## Task prompt
Write out each line of the entries below that holds the word "color".

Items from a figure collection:
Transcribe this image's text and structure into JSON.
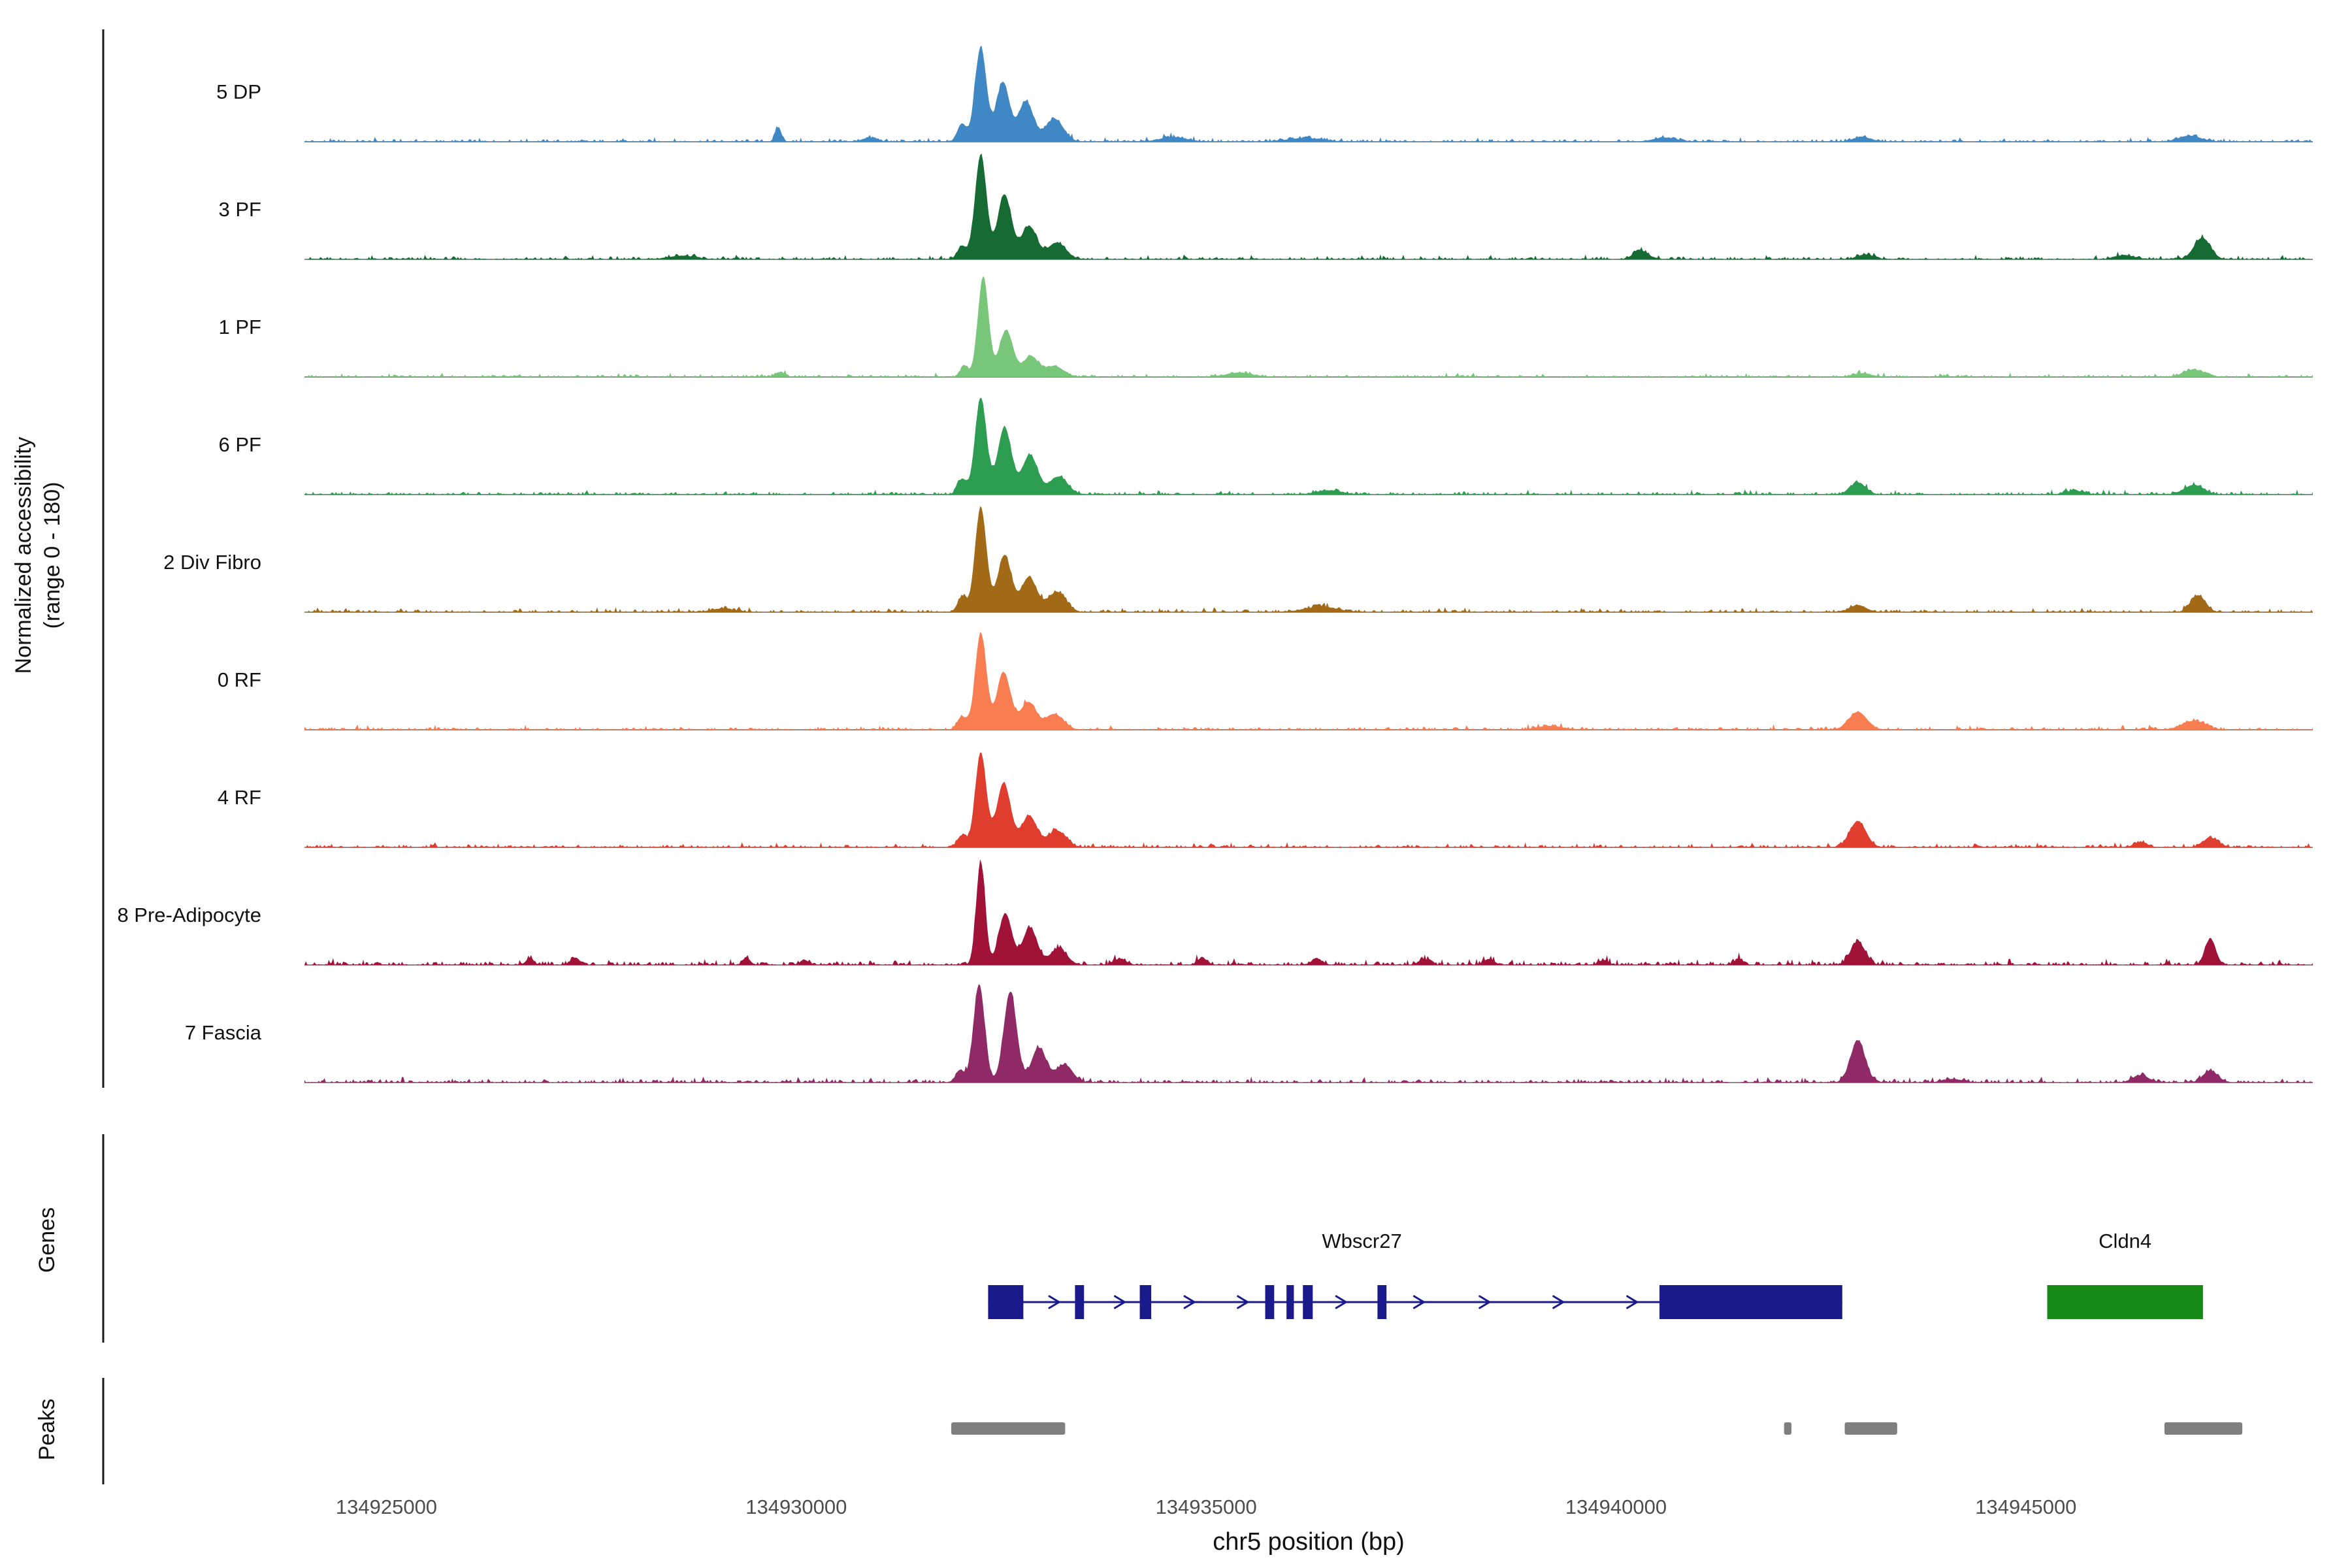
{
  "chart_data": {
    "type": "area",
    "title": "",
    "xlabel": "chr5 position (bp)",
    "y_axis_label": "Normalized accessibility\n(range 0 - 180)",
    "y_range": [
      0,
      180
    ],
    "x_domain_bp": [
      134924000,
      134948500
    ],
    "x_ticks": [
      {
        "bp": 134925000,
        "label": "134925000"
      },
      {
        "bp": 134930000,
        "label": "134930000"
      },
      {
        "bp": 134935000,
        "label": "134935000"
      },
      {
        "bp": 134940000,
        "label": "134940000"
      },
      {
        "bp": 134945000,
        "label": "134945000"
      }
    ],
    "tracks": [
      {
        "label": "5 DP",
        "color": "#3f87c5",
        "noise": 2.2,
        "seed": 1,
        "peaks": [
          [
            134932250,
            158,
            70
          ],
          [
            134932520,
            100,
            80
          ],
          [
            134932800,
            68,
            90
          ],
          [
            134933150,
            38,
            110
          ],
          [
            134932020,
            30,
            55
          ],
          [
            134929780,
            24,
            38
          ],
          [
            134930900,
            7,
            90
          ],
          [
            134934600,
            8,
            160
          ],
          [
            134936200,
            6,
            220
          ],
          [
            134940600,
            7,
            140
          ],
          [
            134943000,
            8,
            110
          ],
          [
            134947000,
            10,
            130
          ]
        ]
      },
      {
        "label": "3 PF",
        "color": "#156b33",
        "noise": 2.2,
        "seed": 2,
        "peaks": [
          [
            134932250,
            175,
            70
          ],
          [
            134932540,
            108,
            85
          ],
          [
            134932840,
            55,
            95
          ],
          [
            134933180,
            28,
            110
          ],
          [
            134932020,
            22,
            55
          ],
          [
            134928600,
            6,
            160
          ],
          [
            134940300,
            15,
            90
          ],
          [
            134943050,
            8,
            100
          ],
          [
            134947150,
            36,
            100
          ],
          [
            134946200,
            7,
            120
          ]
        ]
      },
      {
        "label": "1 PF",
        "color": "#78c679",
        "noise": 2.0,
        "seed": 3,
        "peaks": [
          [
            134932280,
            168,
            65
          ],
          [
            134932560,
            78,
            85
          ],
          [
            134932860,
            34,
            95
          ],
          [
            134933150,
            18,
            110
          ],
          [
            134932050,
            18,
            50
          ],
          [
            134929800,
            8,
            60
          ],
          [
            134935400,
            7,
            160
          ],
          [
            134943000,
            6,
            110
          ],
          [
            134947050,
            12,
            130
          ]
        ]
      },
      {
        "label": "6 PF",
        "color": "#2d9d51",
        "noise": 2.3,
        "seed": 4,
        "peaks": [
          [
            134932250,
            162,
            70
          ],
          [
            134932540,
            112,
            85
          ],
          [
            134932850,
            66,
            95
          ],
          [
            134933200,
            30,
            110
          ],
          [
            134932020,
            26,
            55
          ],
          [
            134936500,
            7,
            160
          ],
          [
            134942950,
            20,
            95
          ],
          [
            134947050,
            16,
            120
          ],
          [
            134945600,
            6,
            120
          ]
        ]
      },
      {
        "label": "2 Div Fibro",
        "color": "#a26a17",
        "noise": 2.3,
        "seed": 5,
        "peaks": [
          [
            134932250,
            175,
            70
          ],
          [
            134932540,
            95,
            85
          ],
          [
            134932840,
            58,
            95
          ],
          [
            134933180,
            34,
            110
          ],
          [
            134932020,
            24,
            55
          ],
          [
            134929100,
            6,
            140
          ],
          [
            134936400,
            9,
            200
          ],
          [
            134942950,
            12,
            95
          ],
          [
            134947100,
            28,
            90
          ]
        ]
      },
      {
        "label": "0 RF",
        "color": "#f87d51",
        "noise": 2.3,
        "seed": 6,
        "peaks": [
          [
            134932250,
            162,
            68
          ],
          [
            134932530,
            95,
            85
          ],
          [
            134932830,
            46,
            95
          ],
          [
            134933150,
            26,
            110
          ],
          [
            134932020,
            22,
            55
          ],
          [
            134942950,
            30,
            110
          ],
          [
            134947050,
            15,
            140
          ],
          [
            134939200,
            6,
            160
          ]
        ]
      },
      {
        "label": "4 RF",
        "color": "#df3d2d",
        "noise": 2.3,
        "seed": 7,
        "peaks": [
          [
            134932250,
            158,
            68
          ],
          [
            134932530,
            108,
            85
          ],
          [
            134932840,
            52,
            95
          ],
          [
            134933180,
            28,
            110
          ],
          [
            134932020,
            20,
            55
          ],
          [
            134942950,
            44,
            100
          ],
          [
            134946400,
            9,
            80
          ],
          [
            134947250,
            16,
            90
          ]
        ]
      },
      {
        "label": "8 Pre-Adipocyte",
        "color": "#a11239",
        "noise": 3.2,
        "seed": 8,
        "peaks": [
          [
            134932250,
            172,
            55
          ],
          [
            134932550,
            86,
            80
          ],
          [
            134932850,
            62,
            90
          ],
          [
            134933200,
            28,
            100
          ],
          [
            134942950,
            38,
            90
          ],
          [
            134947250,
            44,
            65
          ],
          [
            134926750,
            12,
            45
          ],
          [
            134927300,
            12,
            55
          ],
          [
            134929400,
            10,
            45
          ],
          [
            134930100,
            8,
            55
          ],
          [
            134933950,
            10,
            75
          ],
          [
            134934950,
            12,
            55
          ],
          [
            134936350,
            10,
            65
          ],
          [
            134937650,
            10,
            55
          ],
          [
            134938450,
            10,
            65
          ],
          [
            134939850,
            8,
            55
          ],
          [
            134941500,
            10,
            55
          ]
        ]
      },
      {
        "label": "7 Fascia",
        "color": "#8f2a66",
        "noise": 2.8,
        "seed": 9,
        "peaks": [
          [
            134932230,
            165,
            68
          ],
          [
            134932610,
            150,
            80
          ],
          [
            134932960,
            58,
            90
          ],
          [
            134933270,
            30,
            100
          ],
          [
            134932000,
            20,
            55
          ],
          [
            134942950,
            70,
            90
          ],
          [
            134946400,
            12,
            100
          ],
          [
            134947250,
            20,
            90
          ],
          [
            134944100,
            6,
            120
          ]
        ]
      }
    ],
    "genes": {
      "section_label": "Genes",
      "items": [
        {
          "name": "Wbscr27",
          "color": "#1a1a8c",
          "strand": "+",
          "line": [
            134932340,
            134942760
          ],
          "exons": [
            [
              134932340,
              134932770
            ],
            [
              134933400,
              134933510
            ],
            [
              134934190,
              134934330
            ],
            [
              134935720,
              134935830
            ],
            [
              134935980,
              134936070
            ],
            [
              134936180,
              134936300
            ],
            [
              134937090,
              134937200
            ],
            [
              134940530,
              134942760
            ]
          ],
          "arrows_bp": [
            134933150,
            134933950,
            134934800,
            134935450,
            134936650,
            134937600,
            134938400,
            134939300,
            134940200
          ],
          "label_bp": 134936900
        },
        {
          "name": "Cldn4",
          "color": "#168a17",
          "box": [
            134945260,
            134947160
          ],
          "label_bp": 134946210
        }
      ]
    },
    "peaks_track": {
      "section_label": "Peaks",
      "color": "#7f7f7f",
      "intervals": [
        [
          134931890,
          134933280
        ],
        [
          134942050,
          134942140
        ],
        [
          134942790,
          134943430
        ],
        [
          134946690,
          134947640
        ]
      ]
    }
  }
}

## Result
        "color": "#3f87c5",
        "color": "#156b33",
        "color": "#78c679",
        "color": "#2d9d51",
        "color": "#a26a17",
        "color": "#f87d51",
        "color": "#df3d2d",
        "color": "#a11239",
        "color": "#8f2a66",
          "color": "#1a1a8c",
          "color": "#168a17",
      "color": "#7f7f7f",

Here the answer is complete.